- Exercise task -
Restate the material word for word and leave out anything that is a picture.

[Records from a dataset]
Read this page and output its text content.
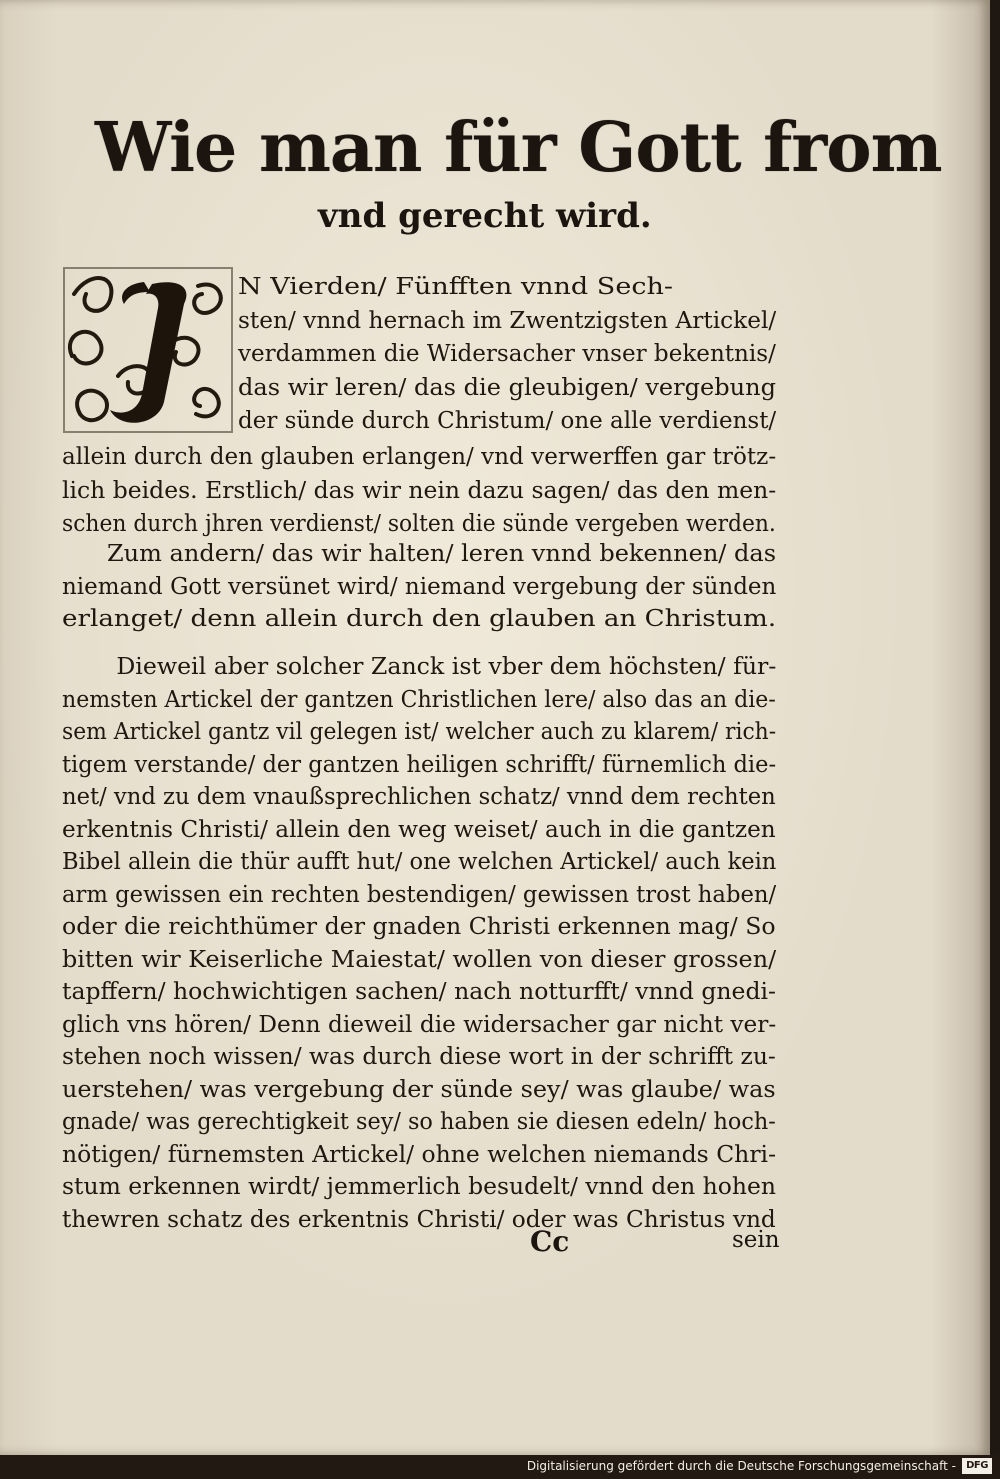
Wie man für Gott from
vnd gerecht wird.
N Vierden/ Fünfften vnnd Sech-
sten/ vnnd hernach im Zwentzigsten Artickel/
verdammen die Widersacher vnser bekentnis/
das wir leren/ das die gleubigen/ vergebung
der sünde durch Christum/ one alle verdienst/
allein durch den glauben erlangen/ vnd verwerffen gar trötz-
lich beides. Erstlich/ das wir nein dazu sagen/ das den men-
schen durch jhren verdienst/ solten die sünde vergeben werden.
Zum andern/ das wir halten/ leren vnnd bekennen/ das
niemand Gott versünet wird/ niemand vergebung der sünden
erlanget/ denn allein durch den glauben an Christum.
Dieweil aber solcher Zanck ist vber dem höchsten/ für-
nemsten Artickel der gantzen Christlichen lere/ also das an die-
sem Artickel gantz vil gelegen ist/ welcher auch zu klarem/ rich-
tigem verstande/ der gantzen heiligen schrifft/ fürnemlich die-
net/ vnd zu dem vnaußsprechlichen schatz/ vnnd dem rechten
erkentnis Christi/ allein den weg weiset/ auch in die gantzen
Bibel allein die thür aufft hut/ one welchen Artickel/ auch kein
arm gewissen ein rechten bestendigen/ gewissen trost haben/
oder die reichthümer der gnaden Christi erkennen mag/ So
bitten wir Keiserliche Maiestat/ wollen von dieser grossen/
tapffern/ hochwichtigen sachen/ nach notturfft/ vnnd gnedi-
glich vns hören/ Denn dieweil die widersacher gar nicht ver-
stehen noch wissen/ was durch diese wort in der schrifft zu-
uerstehen/ was vergebung der sünde sey/ was glaube/ was
gnade/ was gerechtigkeit sey/ so haben sie diesen edeln/ hoch-
nötigen/ fürnemsten Artickel/ ohne welchen niemands Chri-
stum erkennen wirdt/ jemmerlich besudelt/ vnnd den hohen
thewren schatz des erkentnis Christi/ oder was Christus vnd
Cc	sein
Digitalisierung gefördert durch die Deutsche Forschungsgemeinschaft -	DFG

- Result below -
Read this page and output its text content.
Wie man für Gott from
vnd gerecht wird.
N Vierden/ Fünfften vnnd Sech-
sten/ vnnd hernach im Zwentzigsten Artickel/
verdammen die Widersacher vnser bekentnis/
das wir leren/ das die gleubigen/ vergebung
der sünde durch Christum/ one alle verdienst/
allein durch den glauben erlangen/ vnd verwerffen gar trötz-
lich beides. Erstlich/ das wir nein dazu sagen/ das den men-
schen durch jhren verdienst/ solten die sünde vergeben werden.
Zum andern/ das wir halten/ leren vnnd bekennen/ das
niemand Gott versünet wird/ niemand vergebung der sünden
erlanget/ denn allein durch den glauben an Christum.
Dieweil aber solcher Zanck ist vber dem höchsten/ für-
nemsten Artickel der gantzen Christlichen lere/ also das an die-
sem Artickel gantz vil gelegen ist/ welcher auch zu klarem/ rich-
tigem verstande/ der gantzen heiligen schrifft/ fürnemlich die-
net/ vnd zu dem vnaußsprechlichen schatz/ vnnd dem rechten
erkentnis Christi/ allein den weg weiset/ auch in die gantzen
Bibel allein die thür aufft hut/ one welchen Artickel/ auch kein
arm gewissen ein rechten bestendigen/ gewissen trost haben/
oder die reichthümer der gnaden Christi erkennen mag/ So
bitten wir Keiserliche Maiestat/ wollen von dieser grossen/
tapffern/ hochwichtigen sachen/ nach notturfft/ vnnd gnedi-
glich vns hören/ Denn dieweil die widersacher gar nicht ver-
stehen noch wissen/ was durch diese wort in der schrifft zu-
uerstehen/ was vergebung der sünde sey/ was glaube/ was
gnade/ was gerechtigkeit sey/ so haben sie diesen edeln/ hoch-
nötigen/ fürnemsten Artickel/ ohne welchen niemands Chri-
stum erkennen wirdt/ jemmerlich besudelt/ vnnd den hohen
thewren schatz des erkentnis Christi/ oder was Christus vnd
Cc	sein
Digitalisierung gefördert durch die Deutsche Forschungsgemeinschaft -	DFG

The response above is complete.